- [What to produce]: Identify the lines that contain the string "dash", then copy each of them.

--- Start Data provided ---

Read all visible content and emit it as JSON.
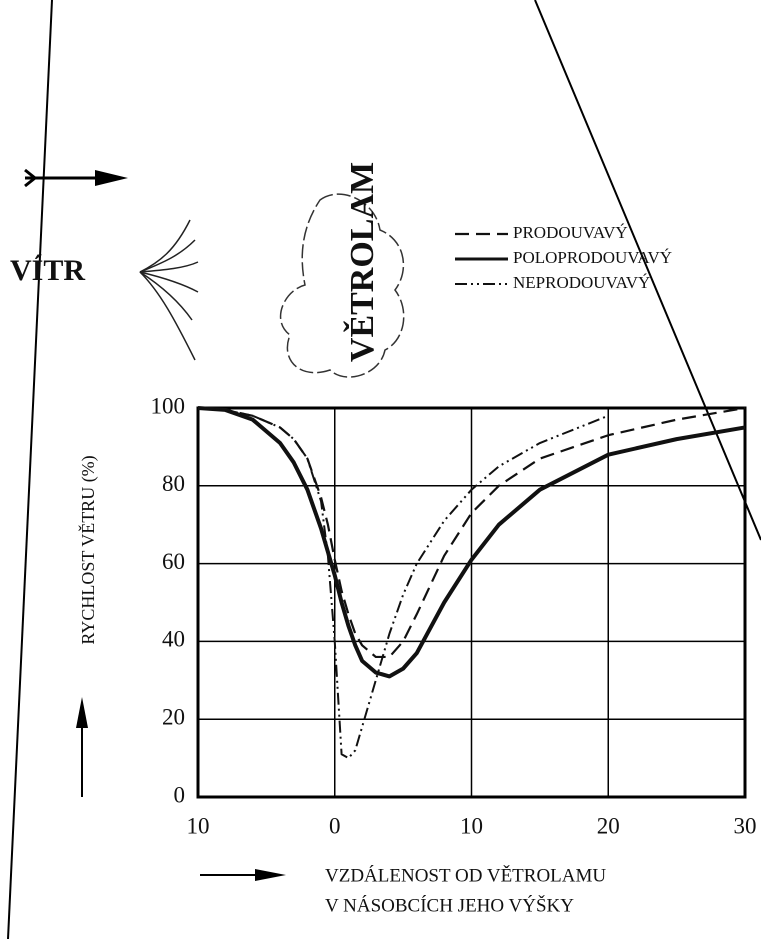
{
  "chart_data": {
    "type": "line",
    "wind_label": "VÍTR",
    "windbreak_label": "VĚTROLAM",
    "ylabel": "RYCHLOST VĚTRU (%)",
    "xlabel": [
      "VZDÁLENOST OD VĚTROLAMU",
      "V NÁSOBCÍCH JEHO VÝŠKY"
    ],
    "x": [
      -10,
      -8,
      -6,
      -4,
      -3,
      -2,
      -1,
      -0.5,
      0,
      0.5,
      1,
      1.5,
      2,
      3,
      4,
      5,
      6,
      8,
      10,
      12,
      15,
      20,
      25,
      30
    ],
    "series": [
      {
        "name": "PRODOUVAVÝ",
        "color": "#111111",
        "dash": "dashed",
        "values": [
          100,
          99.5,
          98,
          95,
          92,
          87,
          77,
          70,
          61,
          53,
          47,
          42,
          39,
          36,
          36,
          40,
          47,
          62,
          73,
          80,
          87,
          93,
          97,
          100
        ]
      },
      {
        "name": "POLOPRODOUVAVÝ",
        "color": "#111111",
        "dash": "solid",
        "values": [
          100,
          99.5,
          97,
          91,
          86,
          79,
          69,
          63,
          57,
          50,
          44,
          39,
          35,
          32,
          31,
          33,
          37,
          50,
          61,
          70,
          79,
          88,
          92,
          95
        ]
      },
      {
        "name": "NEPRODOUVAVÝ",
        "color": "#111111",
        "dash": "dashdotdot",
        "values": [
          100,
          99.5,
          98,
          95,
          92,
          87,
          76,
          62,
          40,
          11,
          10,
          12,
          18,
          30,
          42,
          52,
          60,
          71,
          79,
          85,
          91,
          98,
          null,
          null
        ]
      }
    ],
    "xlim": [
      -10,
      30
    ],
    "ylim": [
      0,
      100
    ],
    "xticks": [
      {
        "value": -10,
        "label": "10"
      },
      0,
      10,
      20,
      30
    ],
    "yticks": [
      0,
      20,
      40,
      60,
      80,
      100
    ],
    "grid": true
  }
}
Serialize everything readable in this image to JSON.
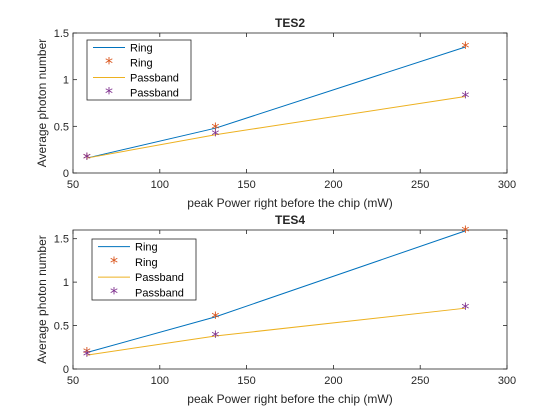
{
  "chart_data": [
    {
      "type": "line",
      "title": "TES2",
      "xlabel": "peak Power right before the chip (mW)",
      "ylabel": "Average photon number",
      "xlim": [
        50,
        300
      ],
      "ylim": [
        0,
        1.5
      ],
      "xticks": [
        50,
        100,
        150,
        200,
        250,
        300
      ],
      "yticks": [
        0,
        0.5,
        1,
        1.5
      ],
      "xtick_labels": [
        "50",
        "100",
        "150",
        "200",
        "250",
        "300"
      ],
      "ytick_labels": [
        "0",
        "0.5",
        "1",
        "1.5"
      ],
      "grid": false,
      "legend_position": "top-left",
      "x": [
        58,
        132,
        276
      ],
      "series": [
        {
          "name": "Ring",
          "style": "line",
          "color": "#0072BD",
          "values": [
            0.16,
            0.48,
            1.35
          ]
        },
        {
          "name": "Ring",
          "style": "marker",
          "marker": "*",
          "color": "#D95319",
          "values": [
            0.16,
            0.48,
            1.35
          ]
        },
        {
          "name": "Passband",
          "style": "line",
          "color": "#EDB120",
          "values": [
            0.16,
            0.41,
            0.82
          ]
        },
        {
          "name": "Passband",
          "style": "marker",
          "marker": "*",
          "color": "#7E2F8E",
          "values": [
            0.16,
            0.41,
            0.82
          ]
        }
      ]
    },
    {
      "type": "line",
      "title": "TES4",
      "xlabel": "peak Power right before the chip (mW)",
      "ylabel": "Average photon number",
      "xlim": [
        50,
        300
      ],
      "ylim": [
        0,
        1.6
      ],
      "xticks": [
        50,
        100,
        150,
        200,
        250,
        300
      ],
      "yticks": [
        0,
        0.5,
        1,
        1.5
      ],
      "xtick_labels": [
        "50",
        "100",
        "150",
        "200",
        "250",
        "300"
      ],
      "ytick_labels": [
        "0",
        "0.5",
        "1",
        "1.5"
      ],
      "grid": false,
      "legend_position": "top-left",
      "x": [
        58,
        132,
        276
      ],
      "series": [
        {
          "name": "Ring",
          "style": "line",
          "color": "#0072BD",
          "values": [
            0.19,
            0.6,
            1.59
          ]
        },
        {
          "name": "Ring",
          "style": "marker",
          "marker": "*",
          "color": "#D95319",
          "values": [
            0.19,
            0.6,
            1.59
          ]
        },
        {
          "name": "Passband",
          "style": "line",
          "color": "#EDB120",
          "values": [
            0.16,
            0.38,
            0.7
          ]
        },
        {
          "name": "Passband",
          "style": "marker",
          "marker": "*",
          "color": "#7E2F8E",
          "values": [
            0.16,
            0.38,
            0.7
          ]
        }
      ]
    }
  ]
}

--- End Data provided ---
--- Start Data provided ---

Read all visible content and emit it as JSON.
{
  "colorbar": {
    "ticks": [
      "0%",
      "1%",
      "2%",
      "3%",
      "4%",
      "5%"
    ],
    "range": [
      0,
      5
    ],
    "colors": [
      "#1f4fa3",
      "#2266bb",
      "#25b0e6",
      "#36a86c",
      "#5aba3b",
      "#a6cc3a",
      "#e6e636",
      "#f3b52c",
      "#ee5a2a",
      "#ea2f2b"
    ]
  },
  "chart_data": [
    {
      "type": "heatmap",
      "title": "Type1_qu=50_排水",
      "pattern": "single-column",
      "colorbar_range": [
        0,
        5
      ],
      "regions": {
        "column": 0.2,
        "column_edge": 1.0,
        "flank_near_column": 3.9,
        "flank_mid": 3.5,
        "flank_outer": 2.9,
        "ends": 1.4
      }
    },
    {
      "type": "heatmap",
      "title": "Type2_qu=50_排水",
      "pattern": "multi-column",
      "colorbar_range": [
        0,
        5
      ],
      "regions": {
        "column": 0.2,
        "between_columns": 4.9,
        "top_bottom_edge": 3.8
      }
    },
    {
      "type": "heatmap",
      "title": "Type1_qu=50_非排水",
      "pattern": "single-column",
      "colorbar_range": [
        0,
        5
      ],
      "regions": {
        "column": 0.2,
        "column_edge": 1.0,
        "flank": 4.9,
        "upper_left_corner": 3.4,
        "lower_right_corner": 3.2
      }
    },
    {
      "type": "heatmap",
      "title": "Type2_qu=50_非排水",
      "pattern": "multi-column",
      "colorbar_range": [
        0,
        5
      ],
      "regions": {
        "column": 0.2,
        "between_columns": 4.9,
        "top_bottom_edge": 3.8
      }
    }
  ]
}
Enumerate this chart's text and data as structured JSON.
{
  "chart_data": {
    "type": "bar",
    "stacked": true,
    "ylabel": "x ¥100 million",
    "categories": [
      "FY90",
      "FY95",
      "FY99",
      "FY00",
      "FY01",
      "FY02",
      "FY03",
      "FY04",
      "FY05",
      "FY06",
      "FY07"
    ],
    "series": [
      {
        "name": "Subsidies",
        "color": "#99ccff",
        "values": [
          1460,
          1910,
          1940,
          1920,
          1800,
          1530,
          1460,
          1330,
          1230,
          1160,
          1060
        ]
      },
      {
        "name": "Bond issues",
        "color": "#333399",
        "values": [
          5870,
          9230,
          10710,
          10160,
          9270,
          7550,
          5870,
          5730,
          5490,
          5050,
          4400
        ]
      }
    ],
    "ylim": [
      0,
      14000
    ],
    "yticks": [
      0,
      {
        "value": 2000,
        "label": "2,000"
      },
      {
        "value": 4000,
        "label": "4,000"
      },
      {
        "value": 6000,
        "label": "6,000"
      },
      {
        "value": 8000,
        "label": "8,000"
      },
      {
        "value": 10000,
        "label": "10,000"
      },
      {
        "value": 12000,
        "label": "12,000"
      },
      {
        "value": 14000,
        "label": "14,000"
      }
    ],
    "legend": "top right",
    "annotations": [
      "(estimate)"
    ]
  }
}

--- End Data provided ---
--- Start Data provided ---

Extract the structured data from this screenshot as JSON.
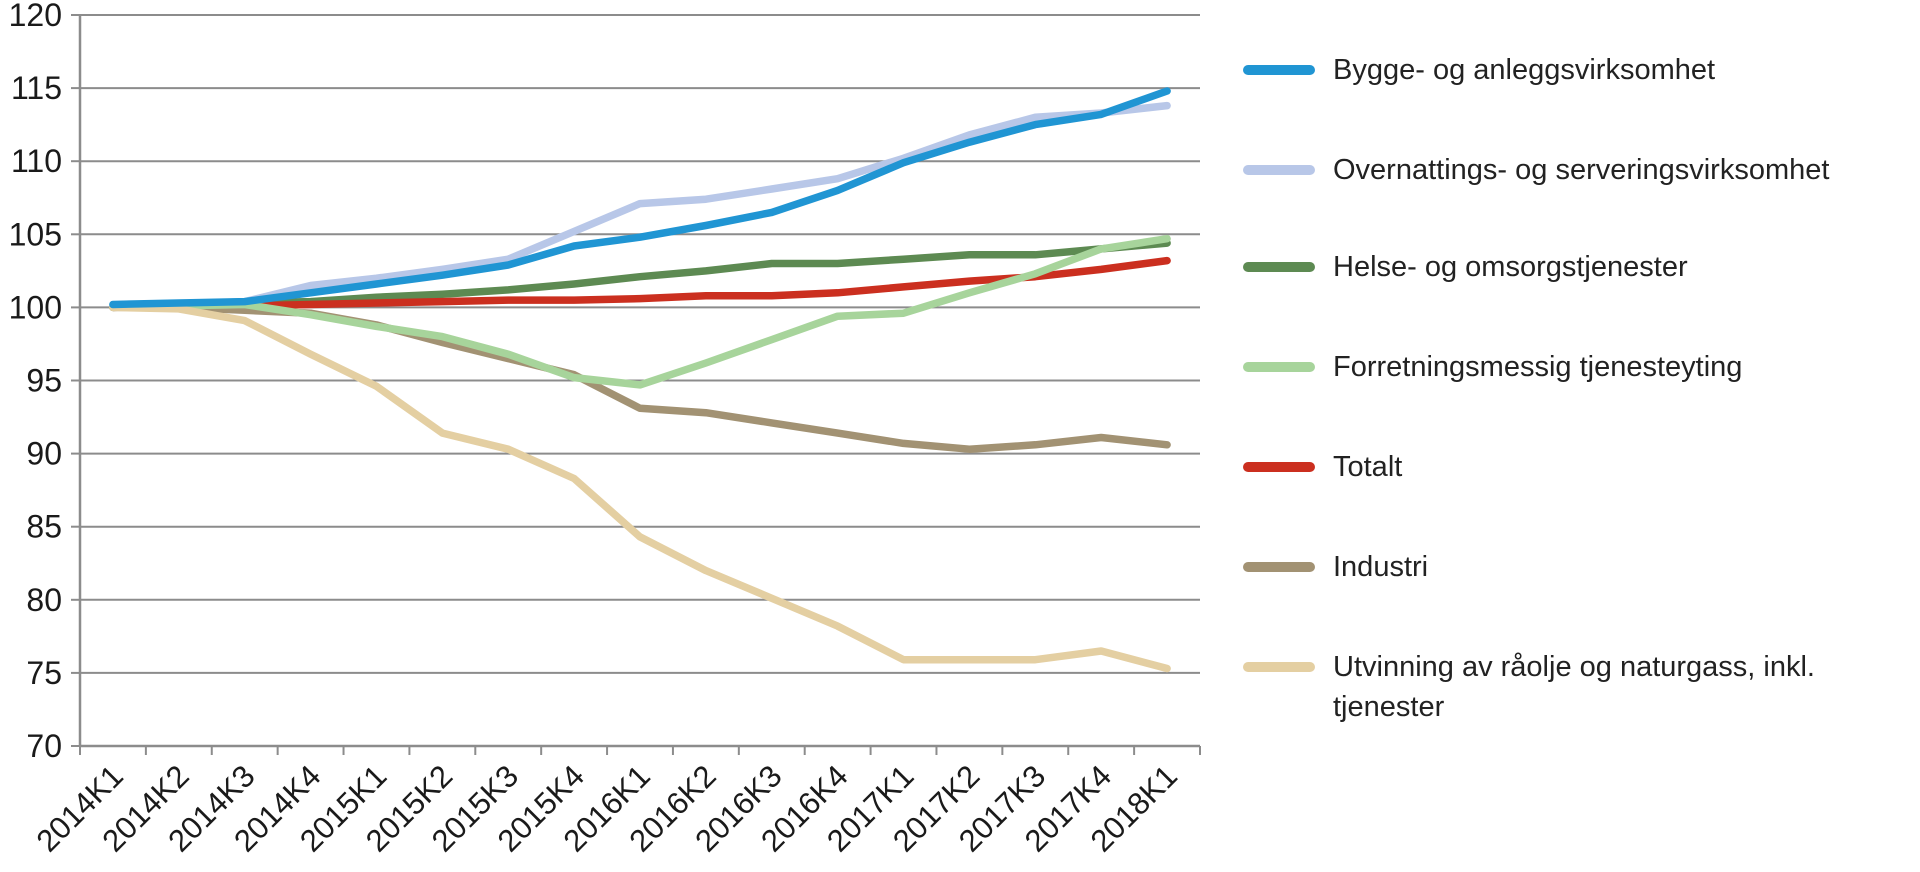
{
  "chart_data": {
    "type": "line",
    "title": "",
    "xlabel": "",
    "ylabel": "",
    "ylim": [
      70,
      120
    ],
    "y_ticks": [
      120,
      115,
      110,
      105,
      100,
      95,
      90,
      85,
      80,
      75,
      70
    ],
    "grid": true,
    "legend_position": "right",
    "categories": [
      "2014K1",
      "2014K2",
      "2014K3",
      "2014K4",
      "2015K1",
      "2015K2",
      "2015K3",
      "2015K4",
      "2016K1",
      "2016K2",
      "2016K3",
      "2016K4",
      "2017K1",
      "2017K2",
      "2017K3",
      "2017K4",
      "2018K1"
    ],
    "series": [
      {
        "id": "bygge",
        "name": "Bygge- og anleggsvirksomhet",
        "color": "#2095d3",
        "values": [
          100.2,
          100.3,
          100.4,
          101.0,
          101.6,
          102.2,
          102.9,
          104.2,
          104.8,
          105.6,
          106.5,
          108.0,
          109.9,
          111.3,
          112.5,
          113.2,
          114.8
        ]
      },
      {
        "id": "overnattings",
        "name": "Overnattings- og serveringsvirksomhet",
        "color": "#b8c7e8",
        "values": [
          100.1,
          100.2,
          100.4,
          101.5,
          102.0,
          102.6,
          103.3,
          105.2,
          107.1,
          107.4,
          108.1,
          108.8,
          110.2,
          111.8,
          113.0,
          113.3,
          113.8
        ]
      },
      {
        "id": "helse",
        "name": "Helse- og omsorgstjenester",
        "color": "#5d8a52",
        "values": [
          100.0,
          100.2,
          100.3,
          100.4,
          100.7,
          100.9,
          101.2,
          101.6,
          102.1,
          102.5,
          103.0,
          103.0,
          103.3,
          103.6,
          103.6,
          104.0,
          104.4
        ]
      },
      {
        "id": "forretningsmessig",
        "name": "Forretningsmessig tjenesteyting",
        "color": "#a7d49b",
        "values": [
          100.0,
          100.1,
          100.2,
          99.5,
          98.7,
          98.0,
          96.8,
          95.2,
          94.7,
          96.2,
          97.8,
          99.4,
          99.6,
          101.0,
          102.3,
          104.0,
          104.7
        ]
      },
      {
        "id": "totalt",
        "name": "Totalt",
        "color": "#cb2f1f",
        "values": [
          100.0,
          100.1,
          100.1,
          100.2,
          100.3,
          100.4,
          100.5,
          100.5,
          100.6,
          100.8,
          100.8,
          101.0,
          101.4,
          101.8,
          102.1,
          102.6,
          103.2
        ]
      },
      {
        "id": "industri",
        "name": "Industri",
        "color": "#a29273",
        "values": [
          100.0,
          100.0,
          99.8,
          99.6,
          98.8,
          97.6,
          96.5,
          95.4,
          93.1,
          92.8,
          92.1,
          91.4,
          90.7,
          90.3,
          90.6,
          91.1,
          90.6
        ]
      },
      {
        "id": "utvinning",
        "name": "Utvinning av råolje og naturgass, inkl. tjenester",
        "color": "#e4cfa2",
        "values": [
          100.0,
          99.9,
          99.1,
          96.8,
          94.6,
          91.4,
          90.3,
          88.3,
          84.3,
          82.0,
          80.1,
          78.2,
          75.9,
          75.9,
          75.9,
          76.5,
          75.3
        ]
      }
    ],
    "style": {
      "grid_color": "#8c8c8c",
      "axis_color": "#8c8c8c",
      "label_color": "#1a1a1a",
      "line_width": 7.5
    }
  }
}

--- End Data provided ---

- [In response]:
        "dash": "dashed",
        "dash": "solid",
        "dash": "dashdotdot",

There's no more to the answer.